Exercise objective -
Each record needs to be echoed exactly; can you do that?
****************************************
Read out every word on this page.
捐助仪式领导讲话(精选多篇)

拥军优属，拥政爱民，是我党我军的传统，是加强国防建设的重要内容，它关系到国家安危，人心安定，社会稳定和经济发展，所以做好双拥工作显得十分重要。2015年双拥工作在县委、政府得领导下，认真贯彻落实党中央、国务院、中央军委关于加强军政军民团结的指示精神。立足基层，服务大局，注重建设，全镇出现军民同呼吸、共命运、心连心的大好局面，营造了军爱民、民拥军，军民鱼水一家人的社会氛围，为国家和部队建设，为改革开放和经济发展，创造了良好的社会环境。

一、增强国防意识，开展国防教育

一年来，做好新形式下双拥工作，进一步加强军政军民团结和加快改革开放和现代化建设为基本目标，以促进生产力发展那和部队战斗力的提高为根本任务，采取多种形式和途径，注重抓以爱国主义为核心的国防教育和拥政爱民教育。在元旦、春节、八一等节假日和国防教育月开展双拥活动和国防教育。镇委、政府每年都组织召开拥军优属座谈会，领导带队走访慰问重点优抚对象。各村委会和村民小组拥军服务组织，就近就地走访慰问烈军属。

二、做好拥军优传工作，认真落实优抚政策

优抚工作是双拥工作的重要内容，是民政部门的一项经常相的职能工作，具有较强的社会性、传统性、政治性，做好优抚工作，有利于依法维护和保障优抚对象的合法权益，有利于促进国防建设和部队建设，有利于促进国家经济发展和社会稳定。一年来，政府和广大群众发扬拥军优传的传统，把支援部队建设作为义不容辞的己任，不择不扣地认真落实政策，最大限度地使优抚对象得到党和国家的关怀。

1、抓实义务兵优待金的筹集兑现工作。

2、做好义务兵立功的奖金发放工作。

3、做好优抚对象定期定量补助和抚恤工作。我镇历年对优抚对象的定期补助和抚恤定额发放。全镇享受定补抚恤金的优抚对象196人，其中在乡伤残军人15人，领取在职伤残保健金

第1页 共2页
****************************************
Full output -
Read out every word on this page.
捐助仪式领导讲话(精选多篇)

拥军优属，拥政爱民，是我党我军的传统，是加强国防建设的重要内容，它关系到国家安危，人心安定，社会稳定和经济发展，所以做好双拥工作显得十分重要。2015年双拥工作在县委、政府得领导下，认真贯彻落实党中央、国务院、中央军委关于加强军政军民团结的指示精神。立足基层，服务大局，注重建设，全镇出现军民同呼吸、共命运、心连心的大好局面，营造了军爱民、民拥军，军民鱼水一家人的社会氛围，为国家和部队建设，为改革开放和经济发展，创造了良好的社会环境。

一、增强国防意识，开展国防教育

一年来，做好新形式下双拥工作，进一步加强军政军民团结和加快改革开放和现代化建设为基本目标，以促进生产力发展那和部队战斗力的提高为根本任务，采取多种形式和途径，注重抓以爱国主义为核心的国防教育和拥政爱民教育。在元旦、春节、八一等节假日和国防教育月开展双拥活动和国防教育。镇委、政府每年都组织召开拥军优属座谈会，领导带队走访慰问重点优抚对象。各村委会和村民小组拥军服务组织，就近就地走访慰问烈军属。

二、做好拥军优传工作，认真落实优抚政策

优抚工作是双拥工作的重要内容，是民政部门的一项经常相的职能工作，具有较强的社会性、传统性、政治性，做好优抚工作，有利于依法维护和保障优抚对象的合法权益，有利于促进国防建设和部队建设，有利于促进国家经济发展和社会稳定。一年来，政府和广大群众发扬拥军优传的传统，把支援部队建设作为义不容辞的己任，不择不扣地认真落实政策，最大限度地使优抚对象得到党和国家的关怀。

1、抓实义务兵优待金的筹集兑现工作。

2、做好义务兵立功的奖金发放工作。

3、做好优抚对象定期定量补助和抚恤工作。我镇历年对优抚对象的定期补助和抚恤定额发放。全镇享受定补抚恤金的优抚对象196人，其中在乡伤残军人15人，领取在职伤残保健金

第1页 共2页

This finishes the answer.